- RECORD SET -
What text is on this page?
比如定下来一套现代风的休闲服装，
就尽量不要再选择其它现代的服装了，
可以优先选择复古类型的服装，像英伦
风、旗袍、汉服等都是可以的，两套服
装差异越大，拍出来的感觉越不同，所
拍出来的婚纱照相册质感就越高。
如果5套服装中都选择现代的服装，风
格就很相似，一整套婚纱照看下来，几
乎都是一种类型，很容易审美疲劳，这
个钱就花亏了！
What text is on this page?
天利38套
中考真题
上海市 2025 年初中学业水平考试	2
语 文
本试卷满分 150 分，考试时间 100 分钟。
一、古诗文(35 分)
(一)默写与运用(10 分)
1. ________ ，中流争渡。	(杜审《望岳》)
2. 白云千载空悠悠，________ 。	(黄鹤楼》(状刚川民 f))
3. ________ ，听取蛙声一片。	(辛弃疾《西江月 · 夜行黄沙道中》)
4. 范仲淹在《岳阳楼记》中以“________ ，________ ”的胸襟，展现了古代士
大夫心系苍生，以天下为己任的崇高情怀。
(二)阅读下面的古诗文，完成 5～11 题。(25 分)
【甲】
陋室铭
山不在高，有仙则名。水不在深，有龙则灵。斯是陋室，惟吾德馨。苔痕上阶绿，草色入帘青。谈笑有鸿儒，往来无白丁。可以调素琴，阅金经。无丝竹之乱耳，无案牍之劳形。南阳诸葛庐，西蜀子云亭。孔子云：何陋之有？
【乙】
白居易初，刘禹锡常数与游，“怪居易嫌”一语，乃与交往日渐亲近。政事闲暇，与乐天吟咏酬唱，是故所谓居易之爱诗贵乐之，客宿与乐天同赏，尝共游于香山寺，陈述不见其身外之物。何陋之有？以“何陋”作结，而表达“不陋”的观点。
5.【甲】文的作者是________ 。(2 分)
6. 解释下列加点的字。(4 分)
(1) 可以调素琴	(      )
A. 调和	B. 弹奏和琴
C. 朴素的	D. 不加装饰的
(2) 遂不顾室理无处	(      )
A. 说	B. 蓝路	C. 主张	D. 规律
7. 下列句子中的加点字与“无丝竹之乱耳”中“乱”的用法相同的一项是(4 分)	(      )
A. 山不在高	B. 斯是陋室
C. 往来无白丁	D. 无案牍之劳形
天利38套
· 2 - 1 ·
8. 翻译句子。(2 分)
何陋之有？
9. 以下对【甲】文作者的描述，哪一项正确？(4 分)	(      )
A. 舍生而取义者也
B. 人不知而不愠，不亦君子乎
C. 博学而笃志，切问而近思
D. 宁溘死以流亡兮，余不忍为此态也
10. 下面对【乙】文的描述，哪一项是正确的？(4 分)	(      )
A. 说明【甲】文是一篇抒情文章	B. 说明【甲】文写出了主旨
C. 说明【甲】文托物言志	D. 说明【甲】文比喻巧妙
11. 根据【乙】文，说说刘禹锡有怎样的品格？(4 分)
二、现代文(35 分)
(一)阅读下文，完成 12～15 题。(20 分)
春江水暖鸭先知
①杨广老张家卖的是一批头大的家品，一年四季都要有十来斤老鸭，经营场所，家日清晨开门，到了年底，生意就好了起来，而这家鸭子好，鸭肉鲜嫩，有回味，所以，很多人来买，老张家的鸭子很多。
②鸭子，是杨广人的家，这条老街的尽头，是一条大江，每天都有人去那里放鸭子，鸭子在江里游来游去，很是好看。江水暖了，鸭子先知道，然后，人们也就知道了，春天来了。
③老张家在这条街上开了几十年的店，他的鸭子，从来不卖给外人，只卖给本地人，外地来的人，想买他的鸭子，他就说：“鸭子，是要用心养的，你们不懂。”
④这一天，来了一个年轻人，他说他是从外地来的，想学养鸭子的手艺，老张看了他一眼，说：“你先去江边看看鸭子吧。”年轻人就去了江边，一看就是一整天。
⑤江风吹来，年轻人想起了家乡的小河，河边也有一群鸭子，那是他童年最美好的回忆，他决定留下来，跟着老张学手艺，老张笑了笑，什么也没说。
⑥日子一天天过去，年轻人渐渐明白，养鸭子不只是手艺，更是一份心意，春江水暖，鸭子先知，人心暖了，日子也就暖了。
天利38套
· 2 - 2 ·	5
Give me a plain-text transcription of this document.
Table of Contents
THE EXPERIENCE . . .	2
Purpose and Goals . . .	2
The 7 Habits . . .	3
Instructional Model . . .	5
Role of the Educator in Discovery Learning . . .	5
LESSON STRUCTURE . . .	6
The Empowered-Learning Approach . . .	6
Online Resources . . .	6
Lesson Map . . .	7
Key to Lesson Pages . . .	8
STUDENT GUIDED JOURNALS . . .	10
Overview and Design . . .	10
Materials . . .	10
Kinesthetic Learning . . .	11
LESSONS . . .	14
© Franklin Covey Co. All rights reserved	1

- WHAT YOU NEED TO DO -
Look above for every line with the word "无案牍之劳形" and copy it.

- PROBLEM SOLUTION -
山不在高，有仙则名。水不在深，有龙则灵。斯是陋室，惟吾德馨。苔痕上阶绿，草色入帘青。谈笑有鸿儒，往来无白丁。可以调素琴，阅金经。无丝竹之乱耳，无案牍之劳形。南阳诸葛庐，西蜀子云亭。孔子云：何陋之有？
C. 往来无白丁	D. 无案牍之劳形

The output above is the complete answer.